Loss of Sulfoglucuronyl and Other Neolactoglycolipids in Purkinje Cell Abnormality Murine Mutants

A significant reduction in the content of two members of the sulfoglucuronyl‐neolacto series of glycolipids (SGGLs), 3‐sulfoglucuronyl‐lacto‐ N ‐neotetraosylceramide (SGGL‐1) and 3‐sulfoglucuronyl lacto‐ N ‐norhexaosylceramide (SGGL‐2), in the cerebellum of the Purkinje cell abnormality mutants, Purkinje cell degeneration ( pcd/pcd ), lurcher ( Lc /+), and staggerer ( sg/sg ), was also confirmed in the mildly affected nervous ( nr/nr ) mutant. The expression of SGGLs was studied during development of the pcd/pcd mutant cerebellum, and it was shown that the rate of decline in the level of SGGLs practically coincided with the loss of Purkinje cell perikarya. This indicated that SGGLs are primarily localized in Purkinje cells and that initially, at least, there is no genetic defect in the biosynthesis of SGGLs in the mutant. The precursors of SGGLs, viz., lacto‐ N ‐neotetraosylceramide (paragloboside) and lacto‐ N ‐norhexaosylceramide, as well as other glycolipids derived from these precursors, such as X‐determinant fucoglycolipids and disialosyllacto‐ N ‐neotetraosylceramide, were also present in normal cerebellum. Levels of paragloboside and its other derivatives, similar to SGGLs, were also significantly reduced in the Purkinje cell abnormality mutants pcd/pcd, sg/sg, Lc /+, and nr / nr but were normal in other cerebellar mutants, such as quaking ( qk / qk ), weaver ( wv / wv ), and reeler ( rl / rl ), where Purkinje cells are not involved. Thus, the entire paragloboside family of glycolipids is primarily associated with Purkinje cells in the cerebellum. Although levels of monoclonal antibody HNK‐1‐reactive glycolipids were reduced in the Purkinje cell abnormality mutants, HNK‐1‐reactive glycoproteins were not affected in these mutants.

→ **Description of the task**:
Answer these questions from the text on glycolipids in murine Purkinje cell mutants.
(a) In which mildly affected mutant was the reduction in SGGLs also confirmed?
(b) During development of the pcd/pcd mutant cerebellum, what did the rate of decline in SGGL levels practically coincide with?
(c) Which HNK-1-reactive molecules were not affected in the Purkinje cell abnormality mutants?

Bounding box prediction data:
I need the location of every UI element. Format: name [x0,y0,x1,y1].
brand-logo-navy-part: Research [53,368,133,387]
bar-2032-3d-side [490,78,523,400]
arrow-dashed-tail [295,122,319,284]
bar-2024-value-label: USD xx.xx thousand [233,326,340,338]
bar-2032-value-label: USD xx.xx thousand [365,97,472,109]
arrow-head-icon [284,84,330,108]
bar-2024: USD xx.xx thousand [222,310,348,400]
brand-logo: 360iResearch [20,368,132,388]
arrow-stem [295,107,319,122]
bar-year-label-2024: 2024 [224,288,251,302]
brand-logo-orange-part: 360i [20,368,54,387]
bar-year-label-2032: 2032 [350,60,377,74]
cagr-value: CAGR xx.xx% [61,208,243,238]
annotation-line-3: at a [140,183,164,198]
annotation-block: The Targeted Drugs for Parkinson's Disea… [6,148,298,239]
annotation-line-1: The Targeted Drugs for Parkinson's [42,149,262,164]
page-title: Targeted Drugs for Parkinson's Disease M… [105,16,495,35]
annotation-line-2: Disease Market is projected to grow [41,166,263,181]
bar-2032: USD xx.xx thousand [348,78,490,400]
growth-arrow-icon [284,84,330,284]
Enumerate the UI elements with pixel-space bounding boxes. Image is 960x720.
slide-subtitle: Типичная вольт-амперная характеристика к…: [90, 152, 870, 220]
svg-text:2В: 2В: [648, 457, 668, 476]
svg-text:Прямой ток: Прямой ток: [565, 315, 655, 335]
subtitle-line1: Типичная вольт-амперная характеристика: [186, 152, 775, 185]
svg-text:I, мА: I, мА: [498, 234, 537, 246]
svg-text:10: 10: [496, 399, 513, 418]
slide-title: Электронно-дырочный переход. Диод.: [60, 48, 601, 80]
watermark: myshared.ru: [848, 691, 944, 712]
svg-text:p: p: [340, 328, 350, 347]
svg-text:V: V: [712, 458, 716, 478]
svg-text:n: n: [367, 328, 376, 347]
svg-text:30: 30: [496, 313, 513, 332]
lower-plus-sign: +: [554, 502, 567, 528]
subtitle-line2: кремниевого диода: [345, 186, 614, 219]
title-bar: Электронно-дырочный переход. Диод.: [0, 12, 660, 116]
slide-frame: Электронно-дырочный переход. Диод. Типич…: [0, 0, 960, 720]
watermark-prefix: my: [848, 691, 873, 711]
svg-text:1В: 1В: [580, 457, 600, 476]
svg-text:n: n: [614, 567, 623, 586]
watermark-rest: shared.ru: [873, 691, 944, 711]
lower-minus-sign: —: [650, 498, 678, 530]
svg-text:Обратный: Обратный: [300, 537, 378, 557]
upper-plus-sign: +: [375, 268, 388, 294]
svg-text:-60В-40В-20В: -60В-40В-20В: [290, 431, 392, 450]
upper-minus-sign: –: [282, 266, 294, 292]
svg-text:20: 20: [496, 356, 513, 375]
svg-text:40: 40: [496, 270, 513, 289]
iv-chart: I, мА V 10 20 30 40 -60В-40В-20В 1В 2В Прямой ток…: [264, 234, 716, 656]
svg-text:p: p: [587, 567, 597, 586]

→ **Your response**:
(a) The nervous (nr/nr) mutant.
(b) The loss of Purkinje cell perikarya.
(c) HNK-1-reactive glycoproteins.